#### AIM OF THE EXERCISE
Word for word, transcribe the lines below and drop the pictures.

------------------------------------------------------------

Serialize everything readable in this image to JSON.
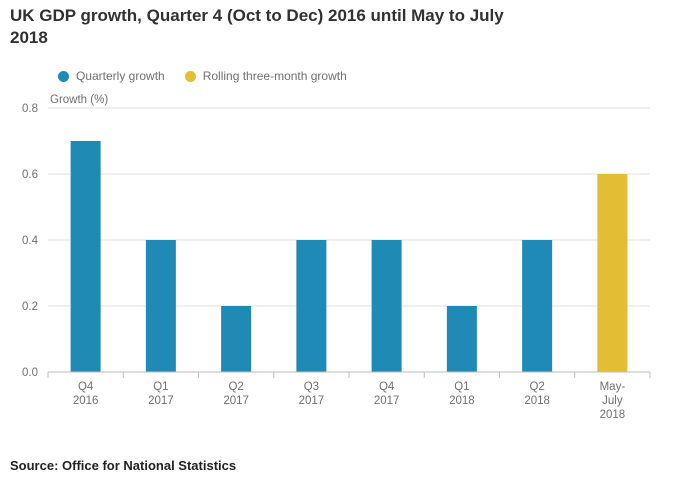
{
  "title": "UK GDP growth, Quarter 4 (Oct to Dec) 2016 until May to July 2018",
  "source": "Source: Office for National Statistics",
  "legend": {
    "quarterly": "Quarterly growth",
    "rolling": "Rolling three-month growth"
  },
  "colors": {
    "quarterly": "#1f8ab5",
    "rolling": "#e3bd33",
    "grid": "#e2e2e3",
    "axis": "#bebebe"
  },
  "chart_data": {
    "type": "bar",
    "title": "UK GDP growth, Quarter 4 (Oct to Dec) 2016 until May to July 2018",
    "xlabel": "",
    "ylabel": "Growth (%)",
    "ylim": [
      0,
      0.8
    ],
    "yticks": [
      "0.0",
      "0.2",
      "0.4",
      "0.6",
      "0.8"
    ],
    "categories": [
      [
        "Q4",
        "2016"
      ],
      [
        "Q1",
        "2017"
      ],
      [
        "Q2",
        "2017"
      ],
      [
        "Q3",
        "2017"
      ],
      [
        "Q4",
        "2017"
      ],
      [
        "Q1",
        "2018"
      ],
      [
        "Q2",
        "2018"
      ],
      [
        "May-",
        "July",
        "2018"
      ]
    ],
    "series": [
      {
        "name": "Quarterly growth",
        "values": [
          0.7,
          0.4,
          0.2,
          0.4,
          0.4,
          0.2,
          0.4,
          null
        ]
      },
      {
        "name": "Rolling three-month growth",
        "values": [
          null,
          null,
          null,
          null,
          null,
          null,
          null,
          0.6
        ]
      }
    ]
  }
}
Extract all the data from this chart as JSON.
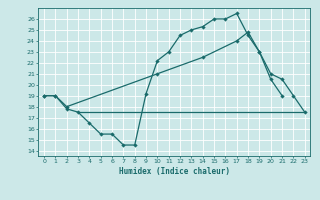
{
  "xlabel": "Humidex (Indice chaleur)",
  "bg_color": "#cce8e8",
  "grid_color": "#ffffff",
  "line_color": "#1a6b6b",
  "xlim": [
    -0.5,
    23.5
  ],
  "ylim": [
    13.5,
    27
  ],
  "yticks": [
    14,
    15,
    16,
    17,
    18,
    19,
    20,
    21,
    22,
    23,
    24,
    25,
    26
  ],
  "xticks": [
    0,
    1,
    2,
    3,
    4,
    5,
    6,
    7,
    8,
    9,
    10,
    11,
    12,
    13,
    14,
    15,
    16,
    17,
    18,
    19,
    20,
    21,
    22,
    23
  ],
  "line1_x": [
    0,
    1,
    2,
    3,
    4,
    5,
    6,
    7,
    8,
    9,
    10,
    11,
    12,
    13,
    14,
    15,
    16,
    17,
    18,
    19,
    20,
    21
  ],
  "line1_y": [
    19.0,
    19.0,
    17.8,
    17.5,
    16.5,
    15.5,
    15.5,
    14.5,
    14.5,
    19.2,
    22.2,
    23.0,
    24.5,
    25.0,
    25.3,
    26.0,
    26.0,
    26.5,
    24.5,
    23.0,
    20.5,
    19.0
  ],
  "line2_x": [
    0,
    1,
    2,
    10,
    14,
    17,
    18,
    19,
    20,
    21,
    22,
    23
  ],
  "line2_y": [
    19.0,
    19.0,
    18.0,
    21.0,
    22.5,
    24.0,
    24.8,
    23.0,
    21.0,
    20.5,
    19.0,
    17.5
  ],
  "line3_x": [
    3,
    22,
    23
  ],
  "line3_y": [
    17.5,
    17.5,
    17.5
  ],
  "lw": 0.9,
  "ms": 2.2
}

------------------------------------------------------------

#### EXERCISE RESULT
Serialize everything readable in this image to JSON.
{
  "title": "UK GDP growth, Quarter 4 (Oct to Dec) 2016 until May to July 2018",
  "source": "Source: Office for National Statistics",
  "legend": {
    "quarterly": "Quarterly growth",
    "rolling": "Rolling three-month growth"
  },
  "colors": {
    "quarterly": "#1f8ab5",
    "rolling": "#e3bd33",
    "grid": "#e2e2e3",
    "axis": "#bebebe"
  },
  "chart_data": {
    "type": "bar",
    "title": "UK GDP growth, Quarter 4 (Oct to Dec) 2016 until May to July 2018",
    "xlabel": "",
    "ylabel": "Growth (%)",
    "ylim": [
      0,
      0.8
    ],
    "yticks": [
      "0.0",
      "0.2",
      "0.4",
      "0.6",
      "0.8"
    ],
    "categories": [
      [
        "Q4",
        "2016"
      ],
      [
        "Q1",
        "2017"
      ],
      [
        "Q2",
        "2017"
      ],
      [
        "Q3",
        "2017"
      ],
      [
        "Q4",
        "2017"
      ],
      [
        "Q1",
        "2018"
      ],
      [
        "Q2",
        "2018"
      ],
      [
        "May-",
        "July",
        "2018"
      ]
    ],
    "series": [
      {
        "name": "Quarterly growth",
        "values": [
          0.7,
          0.4,
          0.2,
          0.4,
          0.4,
          0.2,
          0.4,
          null
        ]
      },
      {
        "name": "Rolling three-month growth",
        "values": [
          null,
          null,
          null,
          null,
          null,
          null,
          null,
          0.6
        ]
      }
    ]
  }
}
Extract all the data from this chart as JSON.
{
  "xlabel": "Humidex (Indice chaleur)",
  "bg_color": "#cce8e8",
  "grid_color": "#ffffff",
  "line_color": "#1a6b6b",
  "xlim": [
    -0.5,
    23.5
  ],
  "ylim": [
    13.5,
    27
  ],
  "yticks": [
    14,
    15,
    16,
    17,
    18,
    19,
    20,
    21,
    22,
    23,
    24,
    25,
    26
  ],
  "xticks": [
    0,
    1,
    2,
    3,
    4,
    5,
    6,
    7,
    8,
    9,
    10,
    11,
    12,
    13,
    14,
    15,
    16,
    17,
    18,
    19,
    20,
    21,
    22,
    23
  ],
  "line1_x": [
    0,
    1,
    2,
    3,
    4,
    5,
    6,
    7,
    8,
    9,
    10,
    11,
    12,
    13,
    14,
    15,
    16,
    17,
    18,
    19,
    20,
    21
  ],
  "line1_y": [
    19.0,
    19.0,
    17.8,
    17.5,
    16.5,
    15.5,
    15.5,
    14.5,
    14.5,
    19.2,
    22.2,
    23.0,
    24.5,
    25.0,
    25.3,
    26.0,
    26.0,
    26.5,
    24.5,
    23.0,
    20.5,
    19.0
  ],
  "line2_x": [
    0,
    1,
    2,
    10,
    14,
    17,
    18,
    19,
    20,
    21,
    22,
    23
  ],
  "line2_y": [
    19.0,
    19.0,
    18.0,
    21.0,
    22.5,
    24.0,
    24.8,
    23.0,
    21.0,
    20.5,
    19.0,
    17.5
  ],
  "line3_x": [
    3,
    22,
    23
  ],
  "line3_y": [
    17.5,
    17.5,
    17.5
  ],
  "lw": 0.9,
  "ms": 2.2
}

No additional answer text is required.